Stored records
--------

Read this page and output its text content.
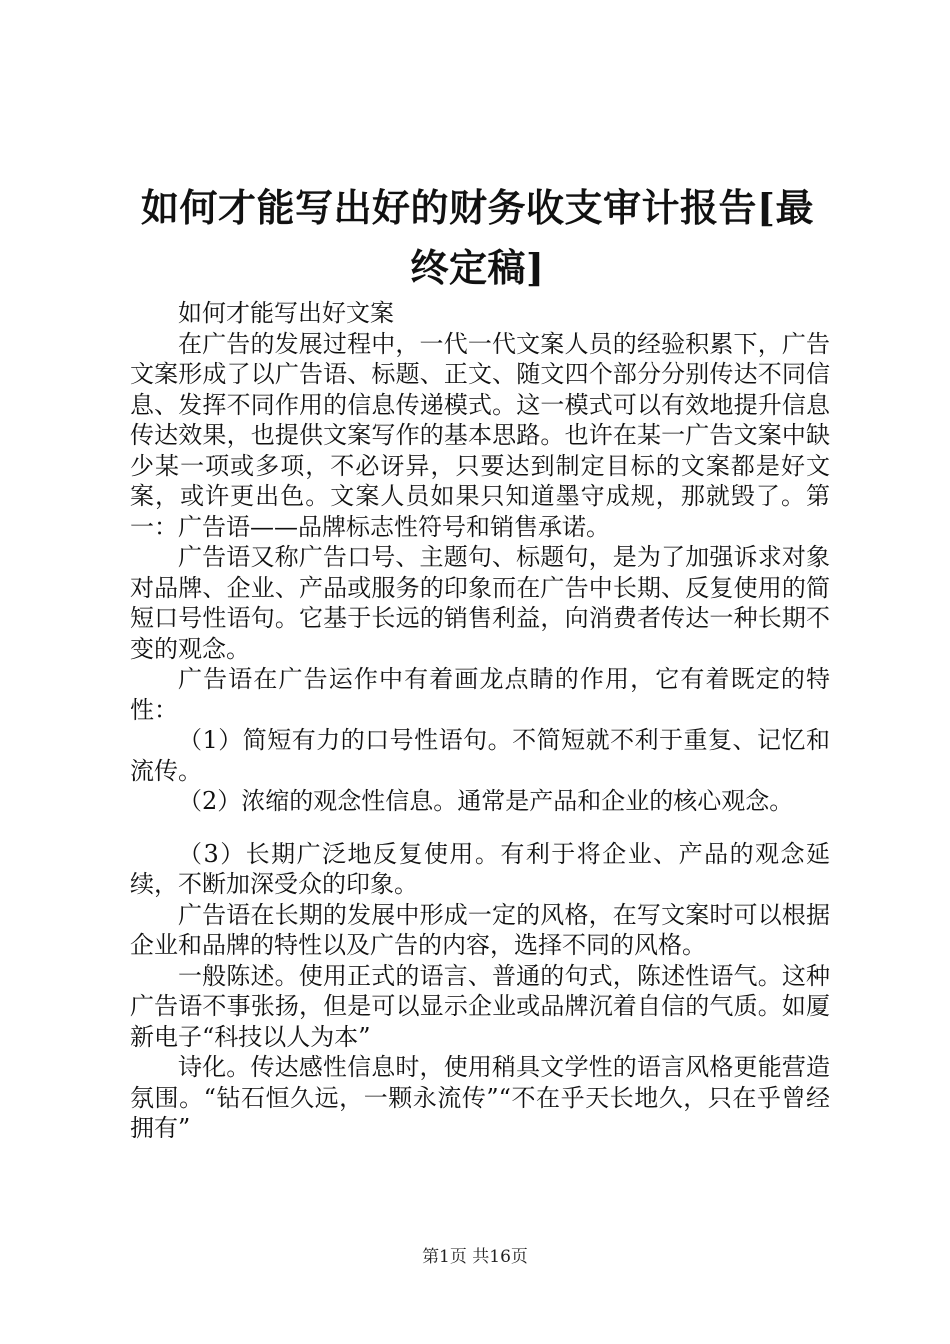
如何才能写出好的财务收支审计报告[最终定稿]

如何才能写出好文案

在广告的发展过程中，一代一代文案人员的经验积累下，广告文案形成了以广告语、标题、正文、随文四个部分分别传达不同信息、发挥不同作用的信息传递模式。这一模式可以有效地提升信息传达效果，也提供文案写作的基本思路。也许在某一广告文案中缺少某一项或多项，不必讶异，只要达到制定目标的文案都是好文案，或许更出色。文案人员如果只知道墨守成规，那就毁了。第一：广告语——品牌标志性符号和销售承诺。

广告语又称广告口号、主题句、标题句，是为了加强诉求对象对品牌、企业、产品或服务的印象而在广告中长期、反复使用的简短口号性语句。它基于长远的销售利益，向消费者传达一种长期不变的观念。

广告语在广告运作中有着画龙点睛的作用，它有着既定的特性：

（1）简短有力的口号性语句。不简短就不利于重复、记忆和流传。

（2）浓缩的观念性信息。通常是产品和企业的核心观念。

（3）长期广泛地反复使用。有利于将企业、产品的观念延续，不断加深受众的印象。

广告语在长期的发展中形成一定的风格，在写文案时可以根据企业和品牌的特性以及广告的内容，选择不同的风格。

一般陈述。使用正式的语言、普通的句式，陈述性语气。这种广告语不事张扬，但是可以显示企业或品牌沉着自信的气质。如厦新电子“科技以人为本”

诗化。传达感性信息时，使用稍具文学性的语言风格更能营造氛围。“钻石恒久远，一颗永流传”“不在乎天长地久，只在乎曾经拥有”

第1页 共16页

--------

_REQUIREMENT_: Set every line down exactly as written, leaving each picture out.

_RESULT FOR THIS EXERCISE_:
Read this page and output its text content.
如何才能写出好的财务收支审计报告[最终定稿]

如何才能写出好文案

在广告的发展过程中，一代一代文案人员的经验积累下，广告文案形成了以广告语、标题、正文、随文四个部分分别传达不同信息、发挥不同作用的信息传递模式。这一模式可以有效地提升信息传达效果，也提供文案写作的基本思路。也许在某一广告文案中缺少某一项或多项，不必讶异，只要达到制定目标的文案都是好文案，或许更出色。文案人员如果只知道墨守成规，那就毁了。第一：广告语——品牌标志性符号和销售承诺。

广告语又称广告口号、主题句、标题句，是为了加强诉求对象对品牌、企业、产品或服务的印象而在广告中长期、反复使用的简短口号性语句。它基于长远的销售利益，向消费者传达一种长期不变的观念。

广告语在广告运作中有着画龙点睛的作用，它有着既定的特性：

（1）简短有力的口号性语句。不简短就不利于重复、记忆和流传。

（2）浓缩的观念性信息。通常是产品和企业的核心观念。

（3）长期广泛地反复使用。有利于将企业、产品的观念延续，不断加深受众的印象。

广告语在长期的发展中形成一定的风格，在写文案时可以根据企业和品牌的特性以及广告的内容，选择不同的风格。

一般陈述。使用正式的语言、普通的句式，陈述性语气。这种广告语不事张扬，但是可以显示企业或品牌沉着自信的气质。如厦新电子“科技以人为本”

诗化。传达感性信息时，使用稍具文学性的语言风格更能营造氛围。“钻石恒久远，一颗永流传”“不在乎天长地久，只在乎曾经拥有”

第1页 共16页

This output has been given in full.